Reproduce all of the material exactly as shown.
# Dataset start
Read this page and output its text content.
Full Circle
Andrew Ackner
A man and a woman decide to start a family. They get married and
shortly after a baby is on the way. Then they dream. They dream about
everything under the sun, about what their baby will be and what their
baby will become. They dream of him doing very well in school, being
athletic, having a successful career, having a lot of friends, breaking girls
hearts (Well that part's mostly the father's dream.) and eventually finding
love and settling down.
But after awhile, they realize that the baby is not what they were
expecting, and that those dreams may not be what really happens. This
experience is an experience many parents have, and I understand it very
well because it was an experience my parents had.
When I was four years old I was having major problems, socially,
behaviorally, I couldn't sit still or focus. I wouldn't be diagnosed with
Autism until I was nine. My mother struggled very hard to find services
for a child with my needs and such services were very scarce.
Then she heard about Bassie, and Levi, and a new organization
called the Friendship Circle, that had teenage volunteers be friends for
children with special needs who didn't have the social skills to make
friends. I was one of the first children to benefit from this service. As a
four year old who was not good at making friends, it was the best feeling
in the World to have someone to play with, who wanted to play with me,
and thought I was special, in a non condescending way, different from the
# Dataset end
● Result below:
Read this page and output its text content.
Full Circle
Andrew Ackner
A man and a woman decide to start a family. They get married and
shortly after a baby is on the way. Then they dream. They dream about
everything under the sun, about what their baby will be and what their
baby will become. They dream of him doing very well in school, being
athletic, having a successful career, having a lot of friends, breaking girls
hearts (Well that part's mostly the father's dream.) and eventually finding
love and settling down.
But after awhile, they realize that the baby is not what they were
expecting, and that those dreams may not be what really happens. This
experience is an experience many parents have, and I understand it very
well because it was an experience my parents had.
When I was four years old I was having major problems, socially,
behaviorally, I couldn't sit still or focus. I wouldn't be diagnosed with
Autism until I was nine. My mother struggled very hard to find services
for a child with my needs and such services were very scarce.
Then she heard about Bassie, and Levi, and a new organization
called the Friendship Circle, that had teenage volunteers be friends for
children with special needs who didn't have the social skills to make
friends. I was one of the first children to benefit from this service. As a
four year old who was not good at making friends, it was the best feeling
in the World to have someone to play with, who wanted to play with me,
and thought I was special, in a non condescending way, different from the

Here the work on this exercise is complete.